_Problem description_: Restate all of the data exactly.

_Records shown_:

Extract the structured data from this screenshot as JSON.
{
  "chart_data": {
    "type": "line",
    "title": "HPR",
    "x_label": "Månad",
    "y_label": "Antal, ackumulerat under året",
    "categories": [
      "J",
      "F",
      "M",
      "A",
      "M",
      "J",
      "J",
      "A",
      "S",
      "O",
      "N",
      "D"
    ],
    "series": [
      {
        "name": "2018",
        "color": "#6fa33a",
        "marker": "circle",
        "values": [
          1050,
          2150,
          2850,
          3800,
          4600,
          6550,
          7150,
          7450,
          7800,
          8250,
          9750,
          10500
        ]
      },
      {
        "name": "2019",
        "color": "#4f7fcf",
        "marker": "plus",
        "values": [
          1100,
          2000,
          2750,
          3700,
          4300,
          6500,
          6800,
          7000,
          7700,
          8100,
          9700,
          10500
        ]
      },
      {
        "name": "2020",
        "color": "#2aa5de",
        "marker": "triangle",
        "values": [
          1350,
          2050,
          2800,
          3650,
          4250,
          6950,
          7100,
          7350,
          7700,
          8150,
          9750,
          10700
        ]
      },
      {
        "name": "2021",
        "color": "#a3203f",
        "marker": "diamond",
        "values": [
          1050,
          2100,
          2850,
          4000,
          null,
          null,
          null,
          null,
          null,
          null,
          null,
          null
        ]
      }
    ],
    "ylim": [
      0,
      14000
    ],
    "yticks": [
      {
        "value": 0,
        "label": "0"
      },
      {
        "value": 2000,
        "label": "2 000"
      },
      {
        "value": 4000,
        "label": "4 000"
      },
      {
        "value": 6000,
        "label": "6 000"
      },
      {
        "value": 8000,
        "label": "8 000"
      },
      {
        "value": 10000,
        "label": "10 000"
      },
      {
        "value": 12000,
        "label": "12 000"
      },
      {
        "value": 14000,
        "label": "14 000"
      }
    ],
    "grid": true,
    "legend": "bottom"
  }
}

_Worked solution_:
Extract the structured data from this screenshot as JSON.
{
  "chart_data": {
    "type": "line",
    "title": "HPR",
    "x_label": "Månad",
    "y_label": "Antal, ackumulerat under året",
    "categories": [
      "J",
      "F",
      "M",
      "A",
      "M",
      "J",
      "J",
      "A",
      "S",
      "O",
      "N",
      "D"
    ],
    "series": [
      {
        "name": "2018",
        "color": "#6fa33a",
        "marker": "circle",
        "values": [
          1050,
          2150,
          2850,
          3800,
          4600,
          6550,
          7150,
          7450,
          7800,
          8250,
          9750,
          10500
        ]
      },
      {
        "name": "2019",
        "color": "#4f7fcf",
        "marker": "plus",
        "values": [
          1100,
          2000,
          2750,
          3700,
          4300,
          6500,
          6800,
          7000,
          7700,
          8100,
          9700,
          10500
        ]
      },
      {
        "name": "2020",
        "color": "#2aa5de",
        "marker": "triangle",
        "values": [
          1350,
          2050,
          2800,
          3650,
          4250,
          6950,
          7100,
          7350,
          7700,
          8150,
          9750,
          10700
        ]
      },
      {
        "name": "2021",
        "color": "#a3203f",
        "marker": "diamond",
        "values": [
          1050,
          2100,
          2850,
          4000,
          null,
          null,
          null,
          null,
          null,
          null,
          null,
          null
        ]
      }
    ],
    "ylim": [
      0,
      14000
    ],
    "yticks": [
      {
        "value": 0,
        "label": "0"
      },
      {
        "value": 2000,
        "label": "2 000"
      },
      {
        "value": 4000,
        "label": "4 000"
      },
      {
        "value": 6000,
        "label": "6 000"
      },
      {
        "value": 8000,
        "label": "8 000"
      },
      {
        "value": 10000,
        "label": "10 000"
      },
      {
        "value": 12000,
        "label": "12 000"
      },
      {
        "value": 14000,
        "label": "14 000"
      }
    ],
    "grid": true,
    "legend": "bottom"
  }
}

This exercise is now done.